■ **THE EXERCISE**:
Scan the records for the string "frei"; copy each line where it occurs.

━━ DATA FOR PROCESSING ━━

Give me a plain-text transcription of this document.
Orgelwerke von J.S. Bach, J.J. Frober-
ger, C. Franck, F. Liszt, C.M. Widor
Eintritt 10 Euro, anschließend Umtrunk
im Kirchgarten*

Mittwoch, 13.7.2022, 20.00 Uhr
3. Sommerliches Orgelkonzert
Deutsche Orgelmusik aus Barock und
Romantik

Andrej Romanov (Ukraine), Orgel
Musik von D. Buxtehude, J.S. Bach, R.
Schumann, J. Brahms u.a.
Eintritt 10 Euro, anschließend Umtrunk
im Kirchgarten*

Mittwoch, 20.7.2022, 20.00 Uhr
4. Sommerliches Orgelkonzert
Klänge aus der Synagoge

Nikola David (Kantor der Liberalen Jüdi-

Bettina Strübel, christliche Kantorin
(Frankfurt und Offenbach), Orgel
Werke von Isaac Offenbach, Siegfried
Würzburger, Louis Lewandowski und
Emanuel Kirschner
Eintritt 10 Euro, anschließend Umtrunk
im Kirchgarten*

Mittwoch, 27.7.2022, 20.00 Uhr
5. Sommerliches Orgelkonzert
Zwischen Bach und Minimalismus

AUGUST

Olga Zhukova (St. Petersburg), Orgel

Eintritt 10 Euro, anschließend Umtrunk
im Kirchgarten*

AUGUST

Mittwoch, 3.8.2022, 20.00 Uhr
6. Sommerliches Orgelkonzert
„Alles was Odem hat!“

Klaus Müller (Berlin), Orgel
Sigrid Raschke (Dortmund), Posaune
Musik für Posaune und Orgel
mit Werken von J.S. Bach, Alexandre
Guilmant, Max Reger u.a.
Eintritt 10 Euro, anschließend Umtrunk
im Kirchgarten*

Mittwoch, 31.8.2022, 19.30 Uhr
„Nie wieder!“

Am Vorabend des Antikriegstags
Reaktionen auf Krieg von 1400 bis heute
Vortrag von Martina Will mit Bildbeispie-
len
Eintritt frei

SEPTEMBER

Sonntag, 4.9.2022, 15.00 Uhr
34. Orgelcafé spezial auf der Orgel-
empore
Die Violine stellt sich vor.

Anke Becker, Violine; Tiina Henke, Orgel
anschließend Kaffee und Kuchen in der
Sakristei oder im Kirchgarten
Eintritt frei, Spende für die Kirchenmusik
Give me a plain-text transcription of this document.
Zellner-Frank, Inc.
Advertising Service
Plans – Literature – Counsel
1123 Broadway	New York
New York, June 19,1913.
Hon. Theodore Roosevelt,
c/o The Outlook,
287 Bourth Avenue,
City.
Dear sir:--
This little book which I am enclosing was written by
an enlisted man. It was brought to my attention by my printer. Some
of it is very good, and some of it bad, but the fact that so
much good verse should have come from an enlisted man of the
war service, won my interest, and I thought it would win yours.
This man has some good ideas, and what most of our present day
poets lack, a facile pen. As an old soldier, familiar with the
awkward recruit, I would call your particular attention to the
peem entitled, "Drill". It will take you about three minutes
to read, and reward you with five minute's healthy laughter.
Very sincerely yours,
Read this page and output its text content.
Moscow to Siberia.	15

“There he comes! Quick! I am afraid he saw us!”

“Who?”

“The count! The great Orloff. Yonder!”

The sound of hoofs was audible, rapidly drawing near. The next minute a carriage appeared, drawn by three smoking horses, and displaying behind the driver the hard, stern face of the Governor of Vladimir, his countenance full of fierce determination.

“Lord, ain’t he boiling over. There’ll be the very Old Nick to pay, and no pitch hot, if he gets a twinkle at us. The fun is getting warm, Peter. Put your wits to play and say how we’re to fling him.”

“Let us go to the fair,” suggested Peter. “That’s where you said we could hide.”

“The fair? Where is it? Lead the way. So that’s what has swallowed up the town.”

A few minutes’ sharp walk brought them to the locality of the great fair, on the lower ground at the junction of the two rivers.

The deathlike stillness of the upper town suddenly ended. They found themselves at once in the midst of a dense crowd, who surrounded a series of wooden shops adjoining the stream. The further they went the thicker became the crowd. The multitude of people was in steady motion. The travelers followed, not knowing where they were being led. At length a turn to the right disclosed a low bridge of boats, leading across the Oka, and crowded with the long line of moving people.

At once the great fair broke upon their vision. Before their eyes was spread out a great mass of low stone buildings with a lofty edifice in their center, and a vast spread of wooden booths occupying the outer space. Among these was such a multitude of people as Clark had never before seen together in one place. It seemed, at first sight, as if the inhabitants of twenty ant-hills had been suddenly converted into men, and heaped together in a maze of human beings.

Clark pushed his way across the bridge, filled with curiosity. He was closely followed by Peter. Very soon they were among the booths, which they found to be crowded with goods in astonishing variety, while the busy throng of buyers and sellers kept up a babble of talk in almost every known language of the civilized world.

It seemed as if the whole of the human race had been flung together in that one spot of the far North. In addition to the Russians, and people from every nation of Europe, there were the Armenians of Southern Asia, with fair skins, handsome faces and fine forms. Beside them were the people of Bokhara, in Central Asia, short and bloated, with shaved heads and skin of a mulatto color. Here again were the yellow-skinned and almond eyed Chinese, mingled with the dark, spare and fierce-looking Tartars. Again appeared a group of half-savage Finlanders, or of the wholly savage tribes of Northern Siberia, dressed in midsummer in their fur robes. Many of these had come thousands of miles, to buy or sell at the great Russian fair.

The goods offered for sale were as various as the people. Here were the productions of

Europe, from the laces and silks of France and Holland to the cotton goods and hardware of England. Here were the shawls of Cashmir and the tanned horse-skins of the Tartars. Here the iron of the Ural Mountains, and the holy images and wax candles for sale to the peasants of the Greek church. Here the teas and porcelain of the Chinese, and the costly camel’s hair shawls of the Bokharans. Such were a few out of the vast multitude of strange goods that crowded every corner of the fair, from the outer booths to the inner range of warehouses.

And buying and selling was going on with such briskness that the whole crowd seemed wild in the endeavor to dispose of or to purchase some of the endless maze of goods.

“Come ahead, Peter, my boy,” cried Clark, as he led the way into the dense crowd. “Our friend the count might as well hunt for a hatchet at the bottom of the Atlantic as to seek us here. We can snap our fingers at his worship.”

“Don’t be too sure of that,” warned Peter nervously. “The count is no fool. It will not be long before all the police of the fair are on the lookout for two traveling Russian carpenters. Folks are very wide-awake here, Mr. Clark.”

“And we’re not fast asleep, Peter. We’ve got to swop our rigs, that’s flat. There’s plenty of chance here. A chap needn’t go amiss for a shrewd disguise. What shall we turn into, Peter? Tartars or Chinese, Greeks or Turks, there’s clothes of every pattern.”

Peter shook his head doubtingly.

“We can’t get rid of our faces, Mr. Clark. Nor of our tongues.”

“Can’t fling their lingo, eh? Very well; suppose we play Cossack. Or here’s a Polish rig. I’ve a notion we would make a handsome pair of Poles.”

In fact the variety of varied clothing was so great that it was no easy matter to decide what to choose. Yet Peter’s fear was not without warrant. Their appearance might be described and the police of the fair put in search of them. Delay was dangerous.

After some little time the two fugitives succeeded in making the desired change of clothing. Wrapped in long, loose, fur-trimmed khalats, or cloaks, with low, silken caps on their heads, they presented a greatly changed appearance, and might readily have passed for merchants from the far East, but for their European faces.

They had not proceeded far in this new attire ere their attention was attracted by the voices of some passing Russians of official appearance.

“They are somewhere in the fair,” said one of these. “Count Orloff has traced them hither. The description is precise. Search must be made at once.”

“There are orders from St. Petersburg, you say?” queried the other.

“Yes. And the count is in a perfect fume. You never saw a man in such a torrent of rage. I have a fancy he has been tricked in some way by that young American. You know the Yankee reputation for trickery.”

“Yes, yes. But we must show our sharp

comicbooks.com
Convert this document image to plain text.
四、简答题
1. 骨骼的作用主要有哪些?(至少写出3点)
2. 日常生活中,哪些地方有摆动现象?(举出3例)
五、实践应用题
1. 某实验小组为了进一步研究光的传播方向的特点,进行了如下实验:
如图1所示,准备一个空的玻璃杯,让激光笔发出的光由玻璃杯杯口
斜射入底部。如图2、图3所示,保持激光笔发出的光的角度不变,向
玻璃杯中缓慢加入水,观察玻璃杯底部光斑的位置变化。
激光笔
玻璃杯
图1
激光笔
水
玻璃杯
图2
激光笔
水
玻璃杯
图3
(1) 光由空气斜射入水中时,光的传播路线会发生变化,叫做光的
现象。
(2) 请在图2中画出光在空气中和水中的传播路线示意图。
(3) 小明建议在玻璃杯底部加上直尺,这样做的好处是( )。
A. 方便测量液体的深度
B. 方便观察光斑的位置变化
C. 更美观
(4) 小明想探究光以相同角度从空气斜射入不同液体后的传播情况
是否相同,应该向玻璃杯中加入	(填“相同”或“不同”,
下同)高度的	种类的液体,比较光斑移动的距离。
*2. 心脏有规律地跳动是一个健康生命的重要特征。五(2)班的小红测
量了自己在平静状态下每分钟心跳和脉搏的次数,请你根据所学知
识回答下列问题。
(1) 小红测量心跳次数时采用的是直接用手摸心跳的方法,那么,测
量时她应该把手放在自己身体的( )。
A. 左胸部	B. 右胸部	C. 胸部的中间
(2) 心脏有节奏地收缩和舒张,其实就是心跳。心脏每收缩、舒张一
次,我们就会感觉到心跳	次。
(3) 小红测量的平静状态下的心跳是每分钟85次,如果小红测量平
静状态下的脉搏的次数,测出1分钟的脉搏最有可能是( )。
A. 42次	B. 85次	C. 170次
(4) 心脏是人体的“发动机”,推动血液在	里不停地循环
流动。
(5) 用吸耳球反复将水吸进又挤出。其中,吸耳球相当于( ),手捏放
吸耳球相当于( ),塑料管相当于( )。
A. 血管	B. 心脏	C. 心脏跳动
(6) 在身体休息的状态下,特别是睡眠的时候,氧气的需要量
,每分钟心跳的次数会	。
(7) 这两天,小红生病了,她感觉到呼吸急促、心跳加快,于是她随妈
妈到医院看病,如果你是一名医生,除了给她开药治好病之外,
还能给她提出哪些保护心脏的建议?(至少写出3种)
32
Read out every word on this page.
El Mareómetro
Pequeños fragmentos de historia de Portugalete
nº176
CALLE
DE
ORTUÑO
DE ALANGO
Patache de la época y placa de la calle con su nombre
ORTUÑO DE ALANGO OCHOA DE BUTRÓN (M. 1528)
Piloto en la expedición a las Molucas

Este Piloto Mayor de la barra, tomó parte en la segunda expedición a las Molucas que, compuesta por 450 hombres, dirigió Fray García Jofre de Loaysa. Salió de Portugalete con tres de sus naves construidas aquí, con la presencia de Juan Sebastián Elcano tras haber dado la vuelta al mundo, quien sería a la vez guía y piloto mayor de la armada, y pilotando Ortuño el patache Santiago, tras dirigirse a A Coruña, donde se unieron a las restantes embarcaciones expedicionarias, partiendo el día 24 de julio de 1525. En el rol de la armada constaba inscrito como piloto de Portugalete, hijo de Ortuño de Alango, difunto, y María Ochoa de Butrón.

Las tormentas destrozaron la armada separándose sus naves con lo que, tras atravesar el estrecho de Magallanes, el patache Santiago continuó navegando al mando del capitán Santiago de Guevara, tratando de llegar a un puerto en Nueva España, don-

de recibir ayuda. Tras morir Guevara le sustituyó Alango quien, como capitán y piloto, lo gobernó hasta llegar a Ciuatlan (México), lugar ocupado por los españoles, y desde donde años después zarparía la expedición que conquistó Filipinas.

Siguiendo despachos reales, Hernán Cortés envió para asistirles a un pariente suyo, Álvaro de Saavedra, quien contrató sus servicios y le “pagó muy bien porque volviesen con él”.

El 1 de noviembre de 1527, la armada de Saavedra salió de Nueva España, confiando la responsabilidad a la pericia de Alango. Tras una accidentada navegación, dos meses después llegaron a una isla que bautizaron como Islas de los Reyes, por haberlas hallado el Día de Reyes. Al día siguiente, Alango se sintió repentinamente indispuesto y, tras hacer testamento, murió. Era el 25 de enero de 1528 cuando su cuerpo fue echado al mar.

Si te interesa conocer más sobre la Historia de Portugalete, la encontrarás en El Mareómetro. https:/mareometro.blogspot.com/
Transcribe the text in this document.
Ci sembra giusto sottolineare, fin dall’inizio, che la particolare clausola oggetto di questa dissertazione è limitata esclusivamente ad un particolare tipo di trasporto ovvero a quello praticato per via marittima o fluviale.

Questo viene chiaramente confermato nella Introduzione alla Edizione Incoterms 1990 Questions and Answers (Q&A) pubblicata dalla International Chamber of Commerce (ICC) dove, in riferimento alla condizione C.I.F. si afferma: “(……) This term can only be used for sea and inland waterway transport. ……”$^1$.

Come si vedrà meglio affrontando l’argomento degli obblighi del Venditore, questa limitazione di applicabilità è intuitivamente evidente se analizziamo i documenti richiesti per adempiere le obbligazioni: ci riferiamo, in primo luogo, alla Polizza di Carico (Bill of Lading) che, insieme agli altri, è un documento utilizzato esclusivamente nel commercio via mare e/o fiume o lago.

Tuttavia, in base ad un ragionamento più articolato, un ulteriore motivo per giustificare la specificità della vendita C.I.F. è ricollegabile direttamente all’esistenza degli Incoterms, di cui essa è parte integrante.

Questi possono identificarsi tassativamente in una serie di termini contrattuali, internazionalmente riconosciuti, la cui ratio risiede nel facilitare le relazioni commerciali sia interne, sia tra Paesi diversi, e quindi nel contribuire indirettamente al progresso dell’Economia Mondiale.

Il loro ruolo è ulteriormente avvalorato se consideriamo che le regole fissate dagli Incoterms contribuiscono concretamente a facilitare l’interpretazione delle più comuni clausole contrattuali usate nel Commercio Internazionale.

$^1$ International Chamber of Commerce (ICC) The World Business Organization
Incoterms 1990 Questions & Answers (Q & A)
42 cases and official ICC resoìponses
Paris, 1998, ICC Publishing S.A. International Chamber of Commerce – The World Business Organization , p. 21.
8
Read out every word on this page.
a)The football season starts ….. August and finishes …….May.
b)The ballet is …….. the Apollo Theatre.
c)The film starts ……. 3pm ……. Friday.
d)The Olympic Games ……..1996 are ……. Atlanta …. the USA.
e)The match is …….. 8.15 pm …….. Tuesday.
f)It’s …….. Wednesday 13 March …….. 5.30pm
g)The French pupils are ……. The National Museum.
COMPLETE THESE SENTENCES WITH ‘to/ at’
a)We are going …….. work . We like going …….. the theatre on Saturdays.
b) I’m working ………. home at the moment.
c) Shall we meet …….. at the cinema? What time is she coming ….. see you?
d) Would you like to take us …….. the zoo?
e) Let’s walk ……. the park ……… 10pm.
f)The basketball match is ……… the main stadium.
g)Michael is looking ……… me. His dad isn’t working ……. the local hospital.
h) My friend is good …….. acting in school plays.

━━━

■ **REPLY**:
Eintritt frei
Eintritt frei, Spende für die Kirchenmusik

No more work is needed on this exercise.